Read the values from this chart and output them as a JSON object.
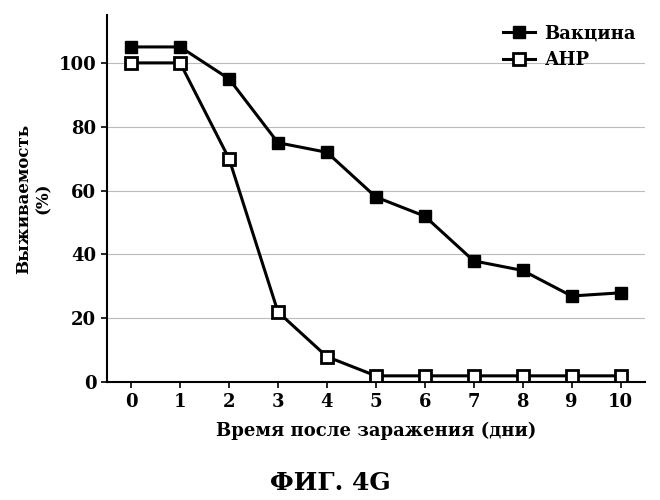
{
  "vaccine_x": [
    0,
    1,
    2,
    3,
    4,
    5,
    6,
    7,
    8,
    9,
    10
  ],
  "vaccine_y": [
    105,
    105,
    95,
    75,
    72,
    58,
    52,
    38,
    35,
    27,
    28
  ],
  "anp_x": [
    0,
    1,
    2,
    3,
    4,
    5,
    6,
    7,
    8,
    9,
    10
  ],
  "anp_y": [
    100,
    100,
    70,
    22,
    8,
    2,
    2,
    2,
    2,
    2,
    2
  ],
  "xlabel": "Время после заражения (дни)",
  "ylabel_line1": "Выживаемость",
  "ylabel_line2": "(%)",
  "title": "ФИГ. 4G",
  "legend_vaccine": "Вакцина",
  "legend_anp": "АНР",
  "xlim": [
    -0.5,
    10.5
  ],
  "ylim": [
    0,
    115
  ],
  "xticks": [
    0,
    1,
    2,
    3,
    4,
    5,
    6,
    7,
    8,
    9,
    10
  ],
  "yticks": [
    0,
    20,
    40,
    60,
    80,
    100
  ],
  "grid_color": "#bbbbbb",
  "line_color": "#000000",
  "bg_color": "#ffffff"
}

* * *

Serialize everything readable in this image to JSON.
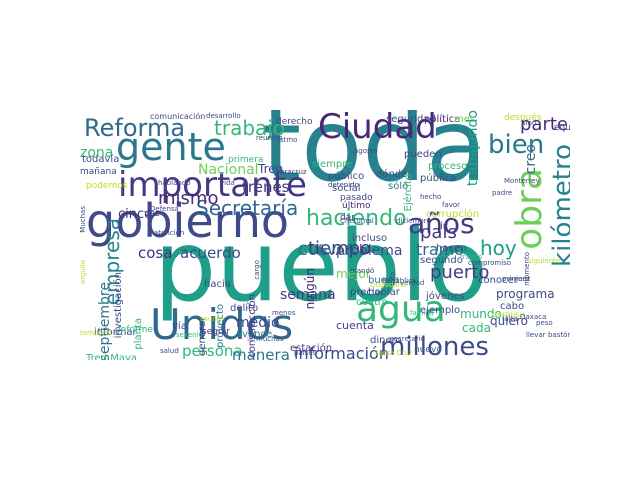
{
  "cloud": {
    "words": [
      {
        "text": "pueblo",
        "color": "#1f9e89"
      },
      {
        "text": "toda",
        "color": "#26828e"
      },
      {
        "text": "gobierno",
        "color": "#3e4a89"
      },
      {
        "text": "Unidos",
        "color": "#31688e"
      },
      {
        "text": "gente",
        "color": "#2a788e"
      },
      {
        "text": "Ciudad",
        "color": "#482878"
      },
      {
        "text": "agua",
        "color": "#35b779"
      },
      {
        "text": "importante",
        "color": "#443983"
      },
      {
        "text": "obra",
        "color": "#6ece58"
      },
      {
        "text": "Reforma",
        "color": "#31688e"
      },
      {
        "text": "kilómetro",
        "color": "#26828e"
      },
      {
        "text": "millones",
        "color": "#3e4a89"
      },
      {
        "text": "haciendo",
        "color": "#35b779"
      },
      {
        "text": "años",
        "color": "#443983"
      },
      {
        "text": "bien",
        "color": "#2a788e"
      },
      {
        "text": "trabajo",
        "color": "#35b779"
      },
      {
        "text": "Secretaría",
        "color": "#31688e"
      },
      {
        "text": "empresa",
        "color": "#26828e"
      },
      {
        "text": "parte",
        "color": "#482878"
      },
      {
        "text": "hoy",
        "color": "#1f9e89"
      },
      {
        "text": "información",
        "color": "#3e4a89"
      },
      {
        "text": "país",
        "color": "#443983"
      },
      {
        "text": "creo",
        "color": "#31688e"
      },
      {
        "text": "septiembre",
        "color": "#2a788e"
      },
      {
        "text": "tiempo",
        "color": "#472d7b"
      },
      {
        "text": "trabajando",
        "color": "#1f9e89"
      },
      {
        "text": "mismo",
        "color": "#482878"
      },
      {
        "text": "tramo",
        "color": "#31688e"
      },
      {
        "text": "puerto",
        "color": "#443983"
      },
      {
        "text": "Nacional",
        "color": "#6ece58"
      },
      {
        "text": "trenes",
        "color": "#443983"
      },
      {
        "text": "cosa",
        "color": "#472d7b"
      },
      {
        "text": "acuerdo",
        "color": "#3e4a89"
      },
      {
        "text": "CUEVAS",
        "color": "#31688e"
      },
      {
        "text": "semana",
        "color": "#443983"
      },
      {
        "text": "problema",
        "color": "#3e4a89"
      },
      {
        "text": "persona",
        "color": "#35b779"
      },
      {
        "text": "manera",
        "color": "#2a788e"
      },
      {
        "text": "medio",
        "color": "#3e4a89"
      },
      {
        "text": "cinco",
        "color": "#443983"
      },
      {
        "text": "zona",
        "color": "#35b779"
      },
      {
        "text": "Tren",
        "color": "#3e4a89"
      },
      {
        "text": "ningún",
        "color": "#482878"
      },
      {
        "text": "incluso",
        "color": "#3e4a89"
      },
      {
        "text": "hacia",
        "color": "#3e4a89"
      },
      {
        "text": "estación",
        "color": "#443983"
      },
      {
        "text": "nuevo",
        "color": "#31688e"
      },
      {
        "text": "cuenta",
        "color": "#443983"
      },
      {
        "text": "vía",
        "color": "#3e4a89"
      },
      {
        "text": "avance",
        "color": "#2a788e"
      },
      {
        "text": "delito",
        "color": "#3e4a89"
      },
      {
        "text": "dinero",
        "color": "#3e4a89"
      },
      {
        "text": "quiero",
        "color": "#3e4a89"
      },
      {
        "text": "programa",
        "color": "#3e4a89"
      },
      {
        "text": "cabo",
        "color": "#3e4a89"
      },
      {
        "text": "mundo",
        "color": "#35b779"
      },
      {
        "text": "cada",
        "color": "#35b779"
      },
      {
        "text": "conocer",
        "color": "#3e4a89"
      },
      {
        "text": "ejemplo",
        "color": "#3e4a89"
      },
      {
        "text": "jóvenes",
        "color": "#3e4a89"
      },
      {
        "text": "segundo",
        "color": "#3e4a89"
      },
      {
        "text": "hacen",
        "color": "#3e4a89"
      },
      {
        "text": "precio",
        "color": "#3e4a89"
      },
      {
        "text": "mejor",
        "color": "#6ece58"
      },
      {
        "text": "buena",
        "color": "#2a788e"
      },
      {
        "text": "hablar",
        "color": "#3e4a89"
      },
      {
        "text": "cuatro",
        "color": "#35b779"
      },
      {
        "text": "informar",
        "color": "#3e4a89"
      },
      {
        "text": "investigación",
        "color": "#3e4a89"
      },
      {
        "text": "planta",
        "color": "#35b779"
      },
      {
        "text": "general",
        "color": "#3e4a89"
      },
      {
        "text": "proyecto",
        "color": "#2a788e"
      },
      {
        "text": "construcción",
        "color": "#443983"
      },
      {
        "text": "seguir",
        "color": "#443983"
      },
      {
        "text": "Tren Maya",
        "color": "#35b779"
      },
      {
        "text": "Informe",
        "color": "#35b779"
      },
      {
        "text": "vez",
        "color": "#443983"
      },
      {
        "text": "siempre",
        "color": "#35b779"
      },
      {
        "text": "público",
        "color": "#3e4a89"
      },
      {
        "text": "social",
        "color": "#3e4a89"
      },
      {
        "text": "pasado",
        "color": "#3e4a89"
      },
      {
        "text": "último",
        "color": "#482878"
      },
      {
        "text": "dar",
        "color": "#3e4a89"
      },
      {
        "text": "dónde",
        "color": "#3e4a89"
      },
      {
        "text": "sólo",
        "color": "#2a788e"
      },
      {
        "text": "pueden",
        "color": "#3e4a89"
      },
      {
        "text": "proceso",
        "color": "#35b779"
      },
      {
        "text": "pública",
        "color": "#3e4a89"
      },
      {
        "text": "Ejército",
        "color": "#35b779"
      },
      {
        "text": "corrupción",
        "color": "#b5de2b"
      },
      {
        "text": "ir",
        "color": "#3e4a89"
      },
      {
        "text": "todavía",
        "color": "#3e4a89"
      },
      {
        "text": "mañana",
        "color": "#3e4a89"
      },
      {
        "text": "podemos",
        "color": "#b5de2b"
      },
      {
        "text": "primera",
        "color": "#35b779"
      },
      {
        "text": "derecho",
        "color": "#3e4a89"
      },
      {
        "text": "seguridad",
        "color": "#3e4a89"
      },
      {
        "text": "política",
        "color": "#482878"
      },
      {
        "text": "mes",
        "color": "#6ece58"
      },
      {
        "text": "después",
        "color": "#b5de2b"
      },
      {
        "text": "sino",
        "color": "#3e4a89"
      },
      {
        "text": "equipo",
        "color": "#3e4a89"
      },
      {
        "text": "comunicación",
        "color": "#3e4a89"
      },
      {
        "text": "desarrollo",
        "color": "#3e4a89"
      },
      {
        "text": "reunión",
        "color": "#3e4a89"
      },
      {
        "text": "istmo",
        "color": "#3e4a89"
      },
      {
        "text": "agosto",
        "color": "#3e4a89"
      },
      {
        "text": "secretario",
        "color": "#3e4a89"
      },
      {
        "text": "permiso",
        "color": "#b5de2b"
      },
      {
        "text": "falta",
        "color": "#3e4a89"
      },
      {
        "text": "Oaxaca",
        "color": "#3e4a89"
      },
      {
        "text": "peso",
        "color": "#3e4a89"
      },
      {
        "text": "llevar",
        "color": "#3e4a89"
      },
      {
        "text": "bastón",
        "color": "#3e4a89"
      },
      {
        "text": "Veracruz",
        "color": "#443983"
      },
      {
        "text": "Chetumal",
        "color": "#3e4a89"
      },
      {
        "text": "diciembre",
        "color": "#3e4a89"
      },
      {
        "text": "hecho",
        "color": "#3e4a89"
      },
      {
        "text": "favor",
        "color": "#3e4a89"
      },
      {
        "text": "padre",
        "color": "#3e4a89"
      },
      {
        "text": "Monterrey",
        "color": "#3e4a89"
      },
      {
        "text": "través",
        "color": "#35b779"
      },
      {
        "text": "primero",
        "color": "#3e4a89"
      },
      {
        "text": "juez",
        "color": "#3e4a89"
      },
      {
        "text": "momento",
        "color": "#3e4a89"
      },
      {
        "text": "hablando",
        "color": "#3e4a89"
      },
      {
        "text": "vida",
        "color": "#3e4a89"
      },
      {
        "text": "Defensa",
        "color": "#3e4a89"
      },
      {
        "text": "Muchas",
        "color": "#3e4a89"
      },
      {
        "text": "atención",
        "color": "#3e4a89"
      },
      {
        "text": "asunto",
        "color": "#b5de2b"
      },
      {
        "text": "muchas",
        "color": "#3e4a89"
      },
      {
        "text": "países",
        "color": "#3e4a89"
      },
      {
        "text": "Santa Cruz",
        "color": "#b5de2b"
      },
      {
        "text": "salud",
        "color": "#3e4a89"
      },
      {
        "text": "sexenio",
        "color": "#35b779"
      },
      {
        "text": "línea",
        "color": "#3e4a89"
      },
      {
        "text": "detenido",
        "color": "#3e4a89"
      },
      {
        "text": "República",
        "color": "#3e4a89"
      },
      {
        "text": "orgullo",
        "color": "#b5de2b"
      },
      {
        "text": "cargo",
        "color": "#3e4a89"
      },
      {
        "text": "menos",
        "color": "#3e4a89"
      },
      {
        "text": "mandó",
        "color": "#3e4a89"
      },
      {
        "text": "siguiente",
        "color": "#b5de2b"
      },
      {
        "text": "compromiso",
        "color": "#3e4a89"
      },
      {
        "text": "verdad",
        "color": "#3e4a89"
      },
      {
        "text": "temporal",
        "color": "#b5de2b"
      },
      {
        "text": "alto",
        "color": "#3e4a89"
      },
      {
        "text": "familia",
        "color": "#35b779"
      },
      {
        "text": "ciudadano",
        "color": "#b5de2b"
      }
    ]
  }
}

EXERCISE INSTRUCTIONS — Pick out the lines above containing the word "this", then copy them.

FINAL RESULT —
Read the values from this chart and output them as a JSON object.
Serialize everything readable in this image to JSON.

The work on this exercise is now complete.